Records that describe figures:
_ _ _ _ _ _ _
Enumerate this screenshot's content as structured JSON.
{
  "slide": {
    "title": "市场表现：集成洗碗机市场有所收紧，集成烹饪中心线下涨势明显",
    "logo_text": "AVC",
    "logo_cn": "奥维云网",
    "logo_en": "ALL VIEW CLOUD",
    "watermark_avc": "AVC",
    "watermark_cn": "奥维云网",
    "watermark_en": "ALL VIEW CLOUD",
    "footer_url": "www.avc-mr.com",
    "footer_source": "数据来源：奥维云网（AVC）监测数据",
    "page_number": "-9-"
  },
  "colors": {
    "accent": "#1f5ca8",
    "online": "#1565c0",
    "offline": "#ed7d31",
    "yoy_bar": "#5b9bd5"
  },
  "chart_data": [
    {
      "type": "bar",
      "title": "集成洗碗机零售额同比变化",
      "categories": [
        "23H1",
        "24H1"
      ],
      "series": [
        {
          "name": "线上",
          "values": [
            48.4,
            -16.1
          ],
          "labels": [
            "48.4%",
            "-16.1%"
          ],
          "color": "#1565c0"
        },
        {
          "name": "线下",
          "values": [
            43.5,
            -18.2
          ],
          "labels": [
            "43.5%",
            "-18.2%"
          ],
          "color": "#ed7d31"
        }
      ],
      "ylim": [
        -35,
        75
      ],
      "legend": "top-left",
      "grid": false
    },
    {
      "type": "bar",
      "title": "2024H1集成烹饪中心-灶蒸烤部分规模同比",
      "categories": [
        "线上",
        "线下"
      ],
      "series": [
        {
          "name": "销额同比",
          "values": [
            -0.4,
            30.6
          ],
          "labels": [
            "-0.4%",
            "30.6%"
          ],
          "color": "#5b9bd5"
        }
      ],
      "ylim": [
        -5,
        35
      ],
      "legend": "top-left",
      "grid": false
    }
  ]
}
_ _ _ _ _ _ _
▸ Stated exercise
Reproduce the full listing exactly.

▸ Written reply
Enumerate this screenshot's content as structured JSON.
{
  "slide": {
    "title": "市场表现：集成洗碗机市场有所收紧，集成烹饪中心线下涨势明显",
    "logo_text": "AVC",
    "logo_cn": "奥维云网",
    "logo_en": "ALL VIEW CLOUD",
    "watermark_avc": "AVC",
    "watermark_cn": "奥维云网",
    "watermark_en": "ALL VIEW CLOUD",
    "footer_url": "www.avc-mr.com",
    "footer_source": "数据来源：奥维云网（AVC）监测数据",
    "page_number": "-9-"
  },
  "colors": {
    "accent": "#1f5ca8",
    "online": "#1565c0",
    "offline": "#ed7d31",
    "yoy_bar": "#5b9bd5"
  },
  "chart_data": [
    {
      "type": "bar",
      "title": "集成洗碗机零售额同比变化",
      "categories": [
        "23H1",
        "24H1"
      ],
      "series": [
        {
          "name": "线上",
          "values": [
            48.4,
            -16.1
          ],
          "labels": [
            "48.4%",
            "-16.1%"
          ],
          "color": "#1565c0"
        },
        {
          "name": "线下",
          "values": [
            43.5,
            -18.2
          ],
          "labels": [
            "43.5%",
            "-18.2%"
          ],
          "color": "#ed7d31"
        }
      ],
      "ylim": [
        -35,
        75
      ],
      "legend": "top-left",
      "grid": false
    },
    {
      "type": "bar",
      "title": "2024H1集成烹饪中心-灶蒸烤部分规模同比",
      "categories": [
        "线上",
        "线下"
      ],
      "series": [
        {
          "name": "销额同比",
          "values": [
            -0.4,
            30.6
          ],
          "labels": [
            "-0.4%",
            "30.6%"
          ],
          "color": "#5b9bd5"
        }
      ],
      "ylim": [
        -5,
        35
      ],
      "legend": "top-left",
      "grid": false
    }
  ]
}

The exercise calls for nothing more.